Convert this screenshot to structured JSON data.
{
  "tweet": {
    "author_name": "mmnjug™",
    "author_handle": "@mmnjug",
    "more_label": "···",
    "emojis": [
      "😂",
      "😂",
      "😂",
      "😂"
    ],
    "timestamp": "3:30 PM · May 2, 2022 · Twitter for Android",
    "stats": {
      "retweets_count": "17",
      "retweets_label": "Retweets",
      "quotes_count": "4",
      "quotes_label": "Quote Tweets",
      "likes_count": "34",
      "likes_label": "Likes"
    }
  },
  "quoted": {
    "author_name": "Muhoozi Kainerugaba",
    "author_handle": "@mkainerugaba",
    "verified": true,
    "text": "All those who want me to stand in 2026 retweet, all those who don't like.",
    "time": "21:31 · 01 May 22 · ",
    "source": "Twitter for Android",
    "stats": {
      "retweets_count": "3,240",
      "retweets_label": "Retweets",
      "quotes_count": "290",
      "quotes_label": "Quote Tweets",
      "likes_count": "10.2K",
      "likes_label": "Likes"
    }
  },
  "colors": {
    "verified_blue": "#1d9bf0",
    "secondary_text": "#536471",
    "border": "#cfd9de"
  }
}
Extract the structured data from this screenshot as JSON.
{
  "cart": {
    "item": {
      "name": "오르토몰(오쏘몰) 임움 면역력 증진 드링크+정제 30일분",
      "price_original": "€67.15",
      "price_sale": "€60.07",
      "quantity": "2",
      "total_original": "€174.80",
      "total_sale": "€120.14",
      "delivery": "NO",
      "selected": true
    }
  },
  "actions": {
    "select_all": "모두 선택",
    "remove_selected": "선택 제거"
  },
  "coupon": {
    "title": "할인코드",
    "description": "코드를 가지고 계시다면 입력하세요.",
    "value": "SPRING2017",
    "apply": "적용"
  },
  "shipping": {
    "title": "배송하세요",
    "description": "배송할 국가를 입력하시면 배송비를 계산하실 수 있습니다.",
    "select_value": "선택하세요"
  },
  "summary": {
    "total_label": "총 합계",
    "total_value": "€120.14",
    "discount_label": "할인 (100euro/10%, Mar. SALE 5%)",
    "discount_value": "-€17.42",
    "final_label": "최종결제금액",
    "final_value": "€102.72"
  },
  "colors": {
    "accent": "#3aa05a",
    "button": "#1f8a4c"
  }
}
+--
From the listing above, report the number of lines containing the string "data", without any accompanying remarks.

2